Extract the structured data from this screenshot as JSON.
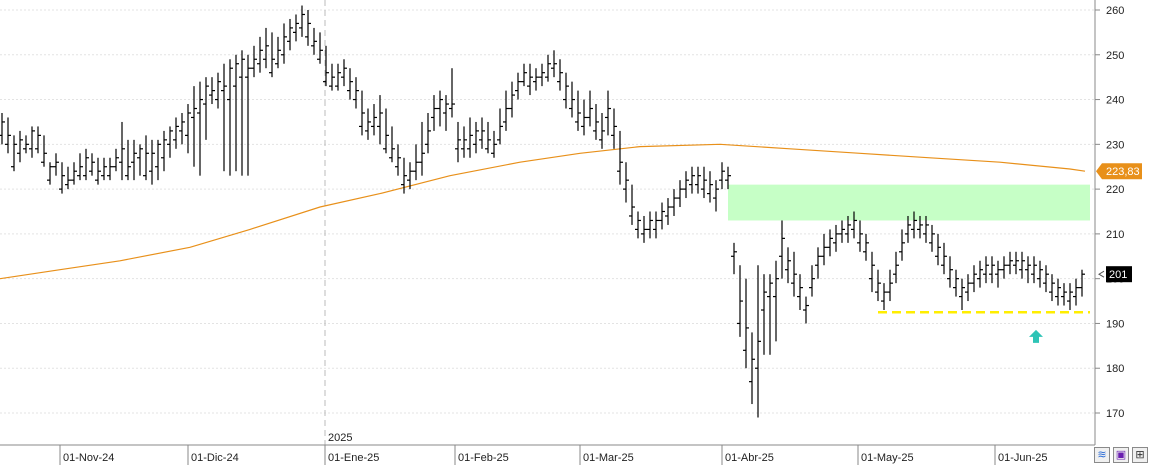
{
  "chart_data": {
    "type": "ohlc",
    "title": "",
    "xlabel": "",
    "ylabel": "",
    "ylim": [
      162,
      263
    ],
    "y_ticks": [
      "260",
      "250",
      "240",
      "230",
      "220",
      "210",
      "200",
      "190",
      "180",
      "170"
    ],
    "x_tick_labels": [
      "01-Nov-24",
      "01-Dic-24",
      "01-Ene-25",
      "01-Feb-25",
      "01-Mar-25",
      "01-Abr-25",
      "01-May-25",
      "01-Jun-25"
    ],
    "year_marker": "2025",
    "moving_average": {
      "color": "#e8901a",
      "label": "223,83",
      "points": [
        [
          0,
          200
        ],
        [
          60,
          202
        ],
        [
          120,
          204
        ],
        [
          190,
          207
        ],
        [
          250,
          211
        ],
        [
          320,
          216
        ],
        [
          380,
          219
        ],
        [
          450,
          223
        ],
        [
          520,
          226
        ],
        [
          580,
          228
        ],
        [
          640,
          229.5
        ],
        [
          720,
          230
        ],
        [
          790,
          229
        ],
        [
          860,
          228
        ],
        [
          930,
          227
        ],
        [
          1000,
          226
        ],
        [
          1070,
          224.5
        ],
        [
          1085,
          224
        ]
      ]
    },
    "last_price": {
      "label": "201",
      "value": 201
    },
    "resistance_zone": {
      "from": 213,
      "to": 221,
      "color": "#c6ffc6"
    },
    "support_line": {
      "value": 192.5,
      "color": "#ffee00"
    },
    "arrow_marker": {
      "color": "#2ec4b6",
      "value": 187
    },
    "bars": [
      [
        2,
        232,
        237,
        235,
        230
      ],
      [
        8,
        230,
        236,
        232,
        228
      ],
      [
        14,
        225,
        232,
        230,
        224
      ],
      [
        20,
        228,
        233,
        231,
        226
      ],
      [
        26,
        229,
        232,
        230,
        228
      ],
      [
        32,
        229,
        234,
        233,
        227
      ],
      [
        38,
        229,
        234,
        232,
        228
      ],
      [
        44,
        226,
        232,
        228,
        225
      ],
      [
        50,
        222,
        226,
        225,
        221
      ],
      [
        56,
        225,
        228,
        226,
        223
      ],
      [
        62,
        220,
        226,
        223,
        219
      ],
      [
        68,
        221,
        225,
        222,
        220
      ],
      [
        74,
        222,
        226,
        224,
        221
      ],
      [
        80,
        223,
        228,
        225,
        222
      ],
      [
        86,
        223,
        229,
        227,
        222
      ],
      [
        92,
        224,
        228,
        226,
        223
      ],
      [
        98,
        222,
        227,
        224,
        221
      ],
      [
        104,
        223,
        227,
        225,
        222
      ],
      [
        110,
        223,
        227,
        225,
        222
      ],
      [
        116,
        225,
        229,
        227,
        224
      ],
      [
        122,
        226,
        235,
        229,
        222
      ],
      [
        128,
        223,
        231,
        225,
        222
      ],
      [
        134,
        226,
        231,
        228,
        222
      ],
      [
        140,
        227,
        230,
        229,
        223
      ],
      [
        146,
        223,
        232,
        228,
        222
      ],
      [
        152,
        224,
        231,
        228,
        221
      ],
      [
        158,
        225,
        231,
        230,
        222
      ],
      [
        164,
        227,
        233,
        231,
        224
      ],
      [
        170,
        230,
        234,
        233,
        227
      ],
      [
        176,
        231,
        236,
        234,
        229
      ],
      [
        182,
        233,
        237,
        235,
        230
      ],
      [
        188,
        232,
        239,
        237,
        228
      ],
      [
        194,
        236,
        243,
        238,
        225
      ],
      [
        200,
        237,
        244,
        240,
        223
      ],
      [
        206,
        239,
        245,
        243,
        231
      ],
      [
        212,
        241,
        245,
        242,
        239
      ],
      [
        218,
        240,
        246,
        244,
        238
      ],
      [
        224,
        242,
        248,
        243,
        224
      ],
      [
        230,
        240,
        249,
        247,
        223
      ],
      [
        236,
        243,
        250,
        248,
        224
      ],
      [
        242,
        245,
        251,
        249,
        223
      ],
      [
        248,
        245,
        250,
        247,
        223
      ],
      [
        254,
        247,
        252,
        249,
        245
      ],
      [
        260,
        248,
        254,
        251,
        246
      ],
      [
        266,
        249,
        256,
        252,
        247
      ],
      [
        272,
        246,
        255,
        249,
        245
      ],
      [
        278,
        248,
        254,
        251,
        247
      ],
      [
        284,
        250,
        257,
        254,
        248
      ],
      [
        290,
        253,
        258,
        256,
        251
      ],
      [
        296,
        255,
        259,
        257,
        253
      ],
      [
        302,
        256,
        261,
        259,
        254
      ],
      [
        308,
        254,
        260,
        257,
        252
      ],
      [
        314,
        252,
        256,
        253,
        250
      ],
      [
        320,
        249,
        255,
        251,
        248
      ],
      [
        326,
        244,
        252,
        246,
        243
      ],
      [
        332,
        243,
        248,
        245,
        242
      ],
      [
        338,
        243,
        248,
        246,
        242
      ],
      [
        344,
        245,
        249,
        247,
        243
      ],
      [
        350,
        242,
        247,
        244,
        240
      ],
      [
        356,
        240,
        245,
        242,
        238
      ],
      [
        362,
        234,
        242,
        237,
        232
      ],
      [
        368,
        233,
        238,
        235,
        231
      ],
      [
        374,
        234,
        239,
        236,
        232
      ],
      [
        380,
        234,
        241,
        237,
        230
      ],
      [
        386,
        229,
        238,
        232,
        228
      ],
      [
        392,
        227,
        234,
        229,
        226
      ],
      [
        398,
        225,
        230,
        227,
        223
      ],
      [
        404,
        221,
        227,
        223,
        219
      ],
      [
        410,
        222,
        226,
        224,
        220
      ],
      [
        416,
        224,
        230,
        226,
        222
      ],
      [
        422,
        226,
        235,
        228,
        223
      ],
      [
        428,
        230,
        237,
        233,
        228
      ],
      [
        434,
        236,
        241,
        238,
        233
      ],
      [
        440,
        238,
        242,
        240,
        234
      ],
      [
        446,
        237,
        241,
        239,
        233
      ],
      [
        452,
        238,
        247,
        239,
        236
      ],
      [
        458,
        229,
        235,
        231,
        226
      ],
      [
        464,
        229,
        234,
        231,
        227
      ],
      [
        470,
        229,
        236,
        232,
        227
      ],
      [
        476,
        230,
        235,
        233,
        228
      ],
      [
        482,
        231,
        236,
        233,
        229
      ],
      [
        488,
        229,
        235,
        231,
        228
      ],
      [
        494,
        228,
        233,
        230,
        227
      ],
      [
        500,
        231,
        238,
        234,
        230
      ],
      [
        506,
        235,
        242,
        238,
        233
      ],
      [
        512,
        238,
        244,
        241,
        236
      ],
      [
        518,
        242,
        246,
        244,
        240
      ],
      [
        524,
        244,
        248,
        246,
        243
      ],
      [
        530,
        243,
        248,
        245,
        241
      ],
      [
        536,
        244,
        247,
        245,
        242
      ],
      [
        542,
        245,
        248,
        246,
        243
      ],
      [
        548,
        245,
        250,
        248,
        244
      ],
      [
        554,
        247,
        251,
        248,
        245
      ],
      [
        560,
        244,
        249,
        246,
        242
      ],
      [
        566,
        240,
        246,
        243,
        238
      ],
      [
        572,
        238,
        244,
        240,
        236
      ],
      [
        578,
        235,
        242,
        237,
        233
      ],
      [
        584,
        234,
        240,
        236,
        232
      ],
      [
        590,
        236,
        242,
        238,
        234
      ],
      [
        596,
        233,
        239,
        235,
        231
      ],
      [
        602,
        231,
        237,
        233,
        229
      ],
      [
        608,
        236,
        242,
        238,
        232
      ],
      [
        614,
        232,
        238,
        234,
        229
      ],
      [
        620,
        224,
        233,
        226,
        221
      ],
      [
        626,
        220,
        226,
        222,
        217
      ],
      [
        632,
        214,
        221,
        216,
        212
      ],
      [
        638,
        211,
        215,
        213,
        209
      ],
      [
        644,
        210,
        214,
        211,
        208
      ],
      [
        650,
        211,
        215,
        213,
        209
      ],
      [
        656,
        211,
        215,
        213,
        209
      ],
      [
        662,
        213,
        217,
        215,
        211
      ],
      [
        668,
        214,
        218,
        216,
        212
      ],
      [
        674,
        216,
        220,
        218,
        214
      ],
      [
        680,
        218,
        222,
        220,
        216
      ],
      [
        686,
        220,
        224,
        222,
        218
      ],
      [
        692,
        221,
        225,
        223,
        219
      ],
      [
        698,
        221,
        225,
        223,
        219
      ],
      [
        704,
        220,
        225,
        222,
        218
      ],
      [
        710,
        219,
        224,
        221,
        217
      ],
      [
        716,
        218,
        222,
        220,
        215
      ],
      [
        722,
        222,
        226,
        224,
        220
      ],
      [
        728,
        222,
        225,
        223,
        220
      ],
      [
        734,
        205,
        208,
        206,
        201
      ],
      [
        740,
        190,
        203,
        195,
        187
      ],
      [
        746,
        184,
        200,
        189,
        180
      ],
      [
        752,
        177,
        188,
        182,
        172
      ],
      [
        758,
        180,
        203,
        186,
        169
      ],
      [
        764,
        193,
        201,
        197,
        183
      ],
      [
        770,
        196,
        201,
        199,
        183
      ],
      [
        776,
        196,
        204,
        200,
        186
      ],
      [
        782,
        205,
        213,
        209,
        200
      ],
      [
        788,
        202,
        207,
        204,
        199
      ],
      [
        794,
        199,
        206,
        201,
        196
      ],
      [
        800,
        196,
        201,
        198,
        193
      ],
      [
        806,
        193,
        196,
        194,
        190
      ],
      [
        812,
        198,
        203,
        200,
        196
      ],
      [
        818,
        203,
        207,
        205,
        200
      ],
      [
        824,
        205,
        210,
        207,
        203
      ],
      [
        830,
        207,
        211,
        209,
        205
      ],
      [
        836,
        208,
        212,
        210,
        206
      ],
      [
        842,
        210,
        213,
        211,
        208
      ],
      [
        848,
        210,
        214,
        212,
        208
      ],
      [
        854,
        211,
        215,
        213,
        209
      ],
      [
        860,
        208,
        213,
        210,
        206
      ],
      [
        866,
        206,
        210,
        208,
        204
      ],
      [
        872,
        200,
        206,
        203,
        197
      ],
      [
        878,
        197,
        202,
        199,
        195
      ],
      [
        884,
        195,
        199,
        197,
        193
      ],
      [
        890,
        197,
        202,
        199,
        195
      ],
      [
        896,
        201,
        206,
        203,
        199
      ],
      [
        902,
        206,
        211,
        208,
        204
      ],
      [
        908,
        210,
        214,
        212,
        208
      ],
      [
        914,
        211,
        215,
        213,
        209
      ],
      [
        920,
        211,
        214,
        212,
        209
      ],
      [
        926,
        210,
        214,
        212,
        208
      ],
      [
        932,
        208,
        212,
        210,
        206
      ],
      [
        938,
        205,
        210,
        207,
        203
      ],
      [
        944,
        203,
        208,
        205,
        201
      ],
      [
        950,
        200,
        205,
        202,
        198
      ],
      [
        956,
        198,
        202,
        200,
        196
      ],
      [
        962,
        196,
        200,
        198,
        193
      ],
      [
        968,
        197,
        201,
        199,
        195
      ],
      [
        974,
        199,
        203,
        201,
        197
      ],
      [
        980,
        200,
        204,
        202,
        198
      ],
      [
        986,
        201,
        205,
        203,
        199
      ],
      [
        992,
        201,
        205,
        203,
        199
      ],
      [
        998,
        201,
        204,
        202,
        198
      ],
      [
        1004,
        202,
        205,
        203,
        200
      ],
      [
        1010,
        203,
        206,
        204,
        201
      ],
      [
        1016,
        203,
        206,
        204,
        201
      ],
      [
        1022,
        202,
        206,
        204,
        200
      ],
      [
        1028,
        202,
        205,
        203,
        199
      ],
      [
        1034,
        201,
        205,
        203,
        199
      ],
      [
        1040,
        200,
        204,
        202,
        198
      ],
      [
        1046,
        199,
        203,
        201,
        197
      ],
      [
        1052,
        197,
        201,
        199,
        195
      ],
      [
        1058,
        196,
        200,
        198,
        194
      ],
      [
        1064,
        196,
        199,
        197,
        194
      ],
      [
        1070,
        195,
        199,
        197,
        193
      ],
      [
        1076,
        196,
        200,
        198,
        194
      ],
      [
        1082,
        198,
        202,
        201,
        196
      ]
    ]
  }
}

==

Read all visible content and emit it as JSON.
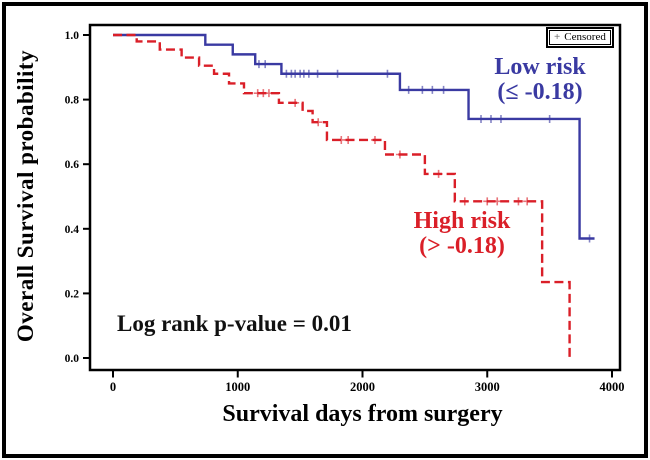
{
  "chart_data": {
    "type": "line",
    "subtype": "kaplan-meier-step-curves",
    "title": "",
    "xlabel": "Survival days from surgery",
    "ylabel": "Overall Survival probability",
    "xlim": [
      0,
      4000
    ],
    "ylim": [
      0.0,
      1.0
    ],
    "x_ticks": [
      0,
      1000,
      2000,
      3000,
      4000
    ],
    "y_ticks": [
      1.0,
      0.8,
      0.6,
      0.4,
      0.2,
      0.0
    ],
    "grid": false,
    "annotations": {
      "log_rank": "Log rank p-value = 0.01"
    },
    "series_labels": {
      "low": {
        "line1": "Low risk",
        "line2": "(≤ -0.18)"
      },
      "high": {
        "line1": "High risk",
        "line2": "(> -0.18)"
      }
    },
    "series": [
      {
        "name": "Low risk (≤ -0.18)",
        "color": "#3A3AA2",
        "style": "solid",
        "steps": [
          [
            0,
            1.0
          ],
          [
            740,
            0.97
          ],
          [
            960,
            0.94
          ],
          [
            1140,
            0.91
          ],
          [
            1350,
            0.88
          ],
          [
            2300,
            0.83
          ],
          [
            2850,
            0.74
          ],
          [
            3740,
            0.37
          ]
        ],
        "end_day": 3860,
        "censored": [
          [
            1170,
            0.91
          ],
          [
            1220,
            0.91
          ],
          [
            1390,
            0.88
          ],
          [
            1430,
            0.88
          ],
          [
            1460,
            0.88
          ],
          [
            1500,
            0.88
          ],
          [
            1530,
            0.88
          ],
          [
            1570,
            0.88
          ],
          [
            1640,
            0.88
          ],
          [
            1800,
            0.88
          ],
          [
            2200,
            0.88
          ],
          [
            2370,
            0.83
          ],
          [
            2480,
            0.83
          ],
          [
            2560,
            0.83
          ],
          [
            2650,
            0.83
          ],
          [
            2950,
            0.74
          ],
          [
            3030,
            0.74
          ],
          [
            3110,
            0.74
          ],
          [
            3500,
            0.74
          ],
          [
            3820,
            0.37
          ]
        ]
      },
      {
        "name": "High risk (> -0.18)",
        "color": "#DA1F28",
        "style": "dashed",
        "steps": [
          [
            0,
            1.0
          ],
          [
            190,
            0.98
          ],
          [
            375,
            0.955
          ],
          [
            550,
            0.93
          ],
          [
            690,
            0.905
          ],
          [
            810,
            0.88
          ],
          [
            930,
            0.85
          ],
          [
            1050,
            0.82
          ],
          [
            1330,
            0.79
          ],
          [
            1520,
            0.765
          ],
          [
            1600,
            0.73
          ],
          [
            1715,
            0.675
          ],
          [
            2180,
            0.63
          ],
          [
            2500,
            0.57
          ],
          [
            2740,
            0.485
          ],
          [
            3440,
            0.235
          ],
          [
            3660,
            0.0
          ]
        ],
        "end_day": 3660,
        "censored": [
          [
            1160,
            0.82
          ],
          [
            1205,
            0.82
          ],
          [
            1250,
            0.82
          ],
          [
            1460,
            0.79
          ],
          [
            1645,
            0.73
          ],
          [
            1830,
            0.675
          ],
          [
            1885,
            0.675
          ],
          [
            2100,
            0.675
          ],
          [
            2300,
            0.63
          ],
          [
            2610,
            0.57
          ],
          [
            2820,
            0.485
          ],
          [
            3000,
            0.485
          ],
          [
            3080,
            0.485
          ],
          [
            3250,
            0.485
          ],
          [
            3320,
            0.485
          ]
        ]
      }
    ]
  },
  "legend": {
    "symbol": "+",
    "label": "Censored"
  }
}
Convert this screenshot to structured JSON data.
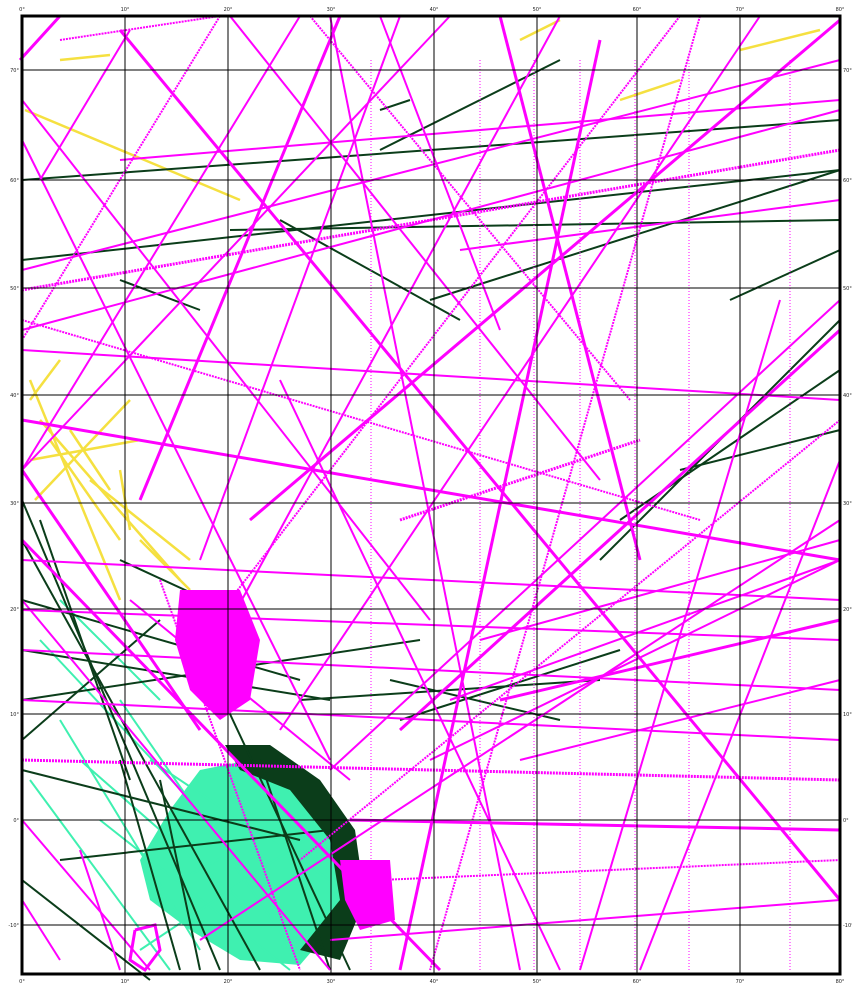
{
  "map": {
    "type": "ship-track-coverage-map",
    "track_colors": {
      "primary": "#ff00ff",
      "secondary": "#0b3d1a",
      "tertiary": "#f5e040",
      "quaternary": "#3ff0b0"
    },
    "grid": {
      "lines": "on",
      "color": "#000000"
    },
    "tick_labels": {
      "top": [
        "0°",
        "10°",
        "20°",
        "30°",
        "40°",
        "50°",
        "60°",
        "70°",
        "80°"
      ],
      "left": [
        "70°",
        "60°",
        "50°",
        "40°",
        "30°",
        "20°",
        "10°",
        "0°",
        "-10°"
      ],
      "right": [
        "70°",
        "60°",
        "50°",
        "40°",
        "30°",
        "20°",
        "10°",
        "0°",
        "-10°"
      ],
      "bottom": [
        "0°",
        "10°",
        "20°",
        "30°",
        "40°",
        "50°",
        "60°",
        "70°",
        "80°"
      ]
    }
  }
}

* * *

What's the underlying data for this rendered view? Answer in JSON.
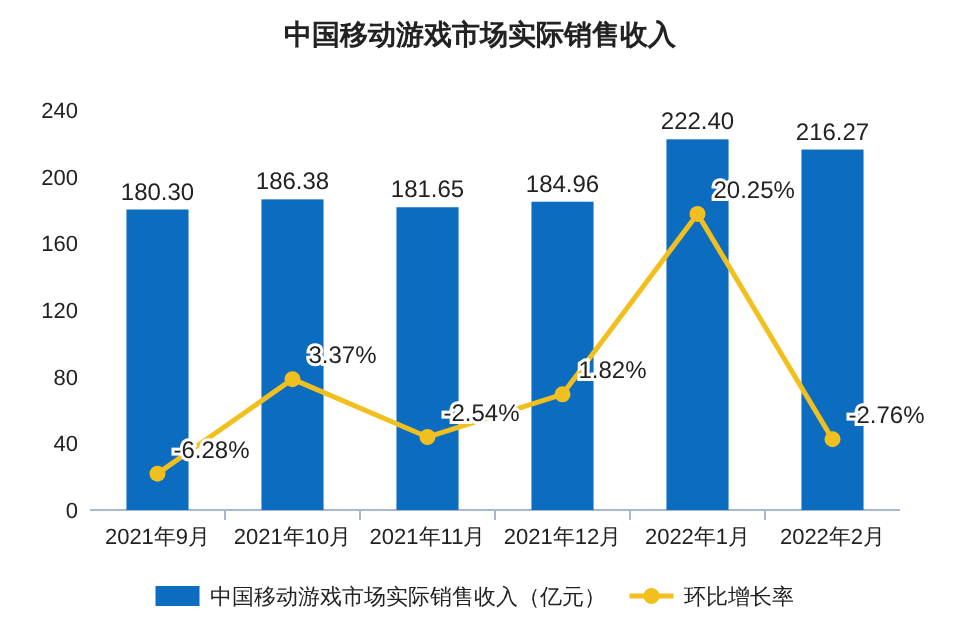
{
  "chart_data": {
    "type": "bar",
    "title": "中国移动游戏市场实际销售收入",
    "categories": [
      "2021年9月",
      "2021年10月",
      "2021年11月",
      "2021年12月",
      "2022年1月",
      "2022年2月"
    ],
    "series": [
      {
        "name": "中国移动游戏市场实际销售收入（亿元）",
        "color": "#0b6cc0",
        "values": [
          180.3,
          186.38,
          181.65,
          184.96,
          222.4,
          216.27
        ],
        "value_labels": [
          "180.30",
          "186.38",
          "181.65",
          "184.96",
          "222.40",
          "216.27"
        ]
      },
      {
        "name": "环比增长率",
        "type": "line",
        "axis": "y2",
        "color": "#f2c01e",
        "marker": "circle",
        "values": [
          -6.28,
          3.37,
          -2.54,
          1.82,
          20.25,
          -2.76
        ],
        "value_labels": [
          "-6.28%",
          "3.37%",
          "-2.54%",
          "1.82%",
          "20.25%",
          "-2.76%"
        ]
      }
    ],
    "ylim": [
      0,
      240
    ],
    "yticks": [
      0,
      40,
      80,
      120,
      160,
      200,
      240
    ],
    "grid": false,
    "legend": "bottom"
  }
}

### Work to complete
Every line that holds the word "structured" should be extracted.

### Result for this task
Extract the structured data from this screenshot as JSON.
Convert this screenshot to structured JSON data.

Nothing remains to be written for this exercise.